◆ GIVEN REQUEST ◆
Wherever a line holds the string "Card", copy that line.

*** EXERCISE MATERIALS ***

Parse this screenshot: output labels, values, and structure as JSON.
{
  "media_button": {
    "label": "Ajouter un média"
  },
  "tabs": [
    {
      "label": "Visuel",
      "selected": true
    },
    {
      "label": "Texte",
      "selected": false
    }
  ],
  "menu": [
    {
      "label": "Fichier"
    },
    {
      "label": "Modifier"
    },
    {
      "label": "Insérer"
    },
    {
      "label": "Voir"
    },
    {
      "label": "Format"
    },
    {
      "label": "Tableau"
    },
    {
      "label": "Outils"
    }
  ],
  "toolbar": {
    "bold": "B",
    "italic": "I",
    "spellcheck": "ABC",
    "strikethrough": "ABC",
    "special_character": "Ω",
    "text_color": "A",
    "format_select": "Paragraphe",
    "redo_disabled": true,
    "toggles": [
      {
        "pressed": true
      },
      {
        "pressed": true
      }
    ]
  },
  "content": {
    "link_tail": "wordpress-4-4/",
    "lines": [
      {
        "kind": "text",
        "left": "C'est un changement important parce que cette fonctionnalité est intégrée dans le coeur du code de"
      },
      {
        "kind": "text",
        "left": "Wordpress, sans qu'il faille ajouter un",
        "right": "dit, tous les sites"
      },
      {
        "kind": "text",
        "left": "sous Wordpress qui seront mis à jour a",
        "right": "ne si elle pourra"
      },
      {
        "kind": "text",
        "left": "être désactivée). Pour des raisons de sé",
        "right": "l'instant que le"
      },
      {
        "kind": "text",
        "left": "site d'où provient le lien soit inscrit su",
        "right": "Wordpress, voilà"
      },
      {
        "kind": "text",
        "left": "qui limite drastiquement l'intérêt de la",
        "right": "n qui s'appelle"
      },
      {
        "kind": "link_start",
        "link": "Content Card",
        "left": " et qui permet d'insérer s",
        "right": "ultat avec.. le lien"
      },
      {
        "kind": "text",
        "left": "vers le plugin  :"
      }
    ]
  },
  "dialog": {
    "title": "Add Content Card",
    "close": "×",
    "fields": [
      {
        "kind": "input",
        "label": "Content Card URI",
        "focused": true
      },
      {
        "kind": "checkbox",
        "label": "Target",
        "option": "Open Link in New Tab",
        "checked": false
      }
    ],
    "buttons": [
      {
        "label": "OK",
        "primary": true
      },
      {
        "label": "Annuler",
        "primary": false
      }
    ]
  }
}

***

◆ OUTPUT OF THE TASK ◆
        "link": "Content Card",
    "title": "Add Content Card",
        "label": "Content Card URI",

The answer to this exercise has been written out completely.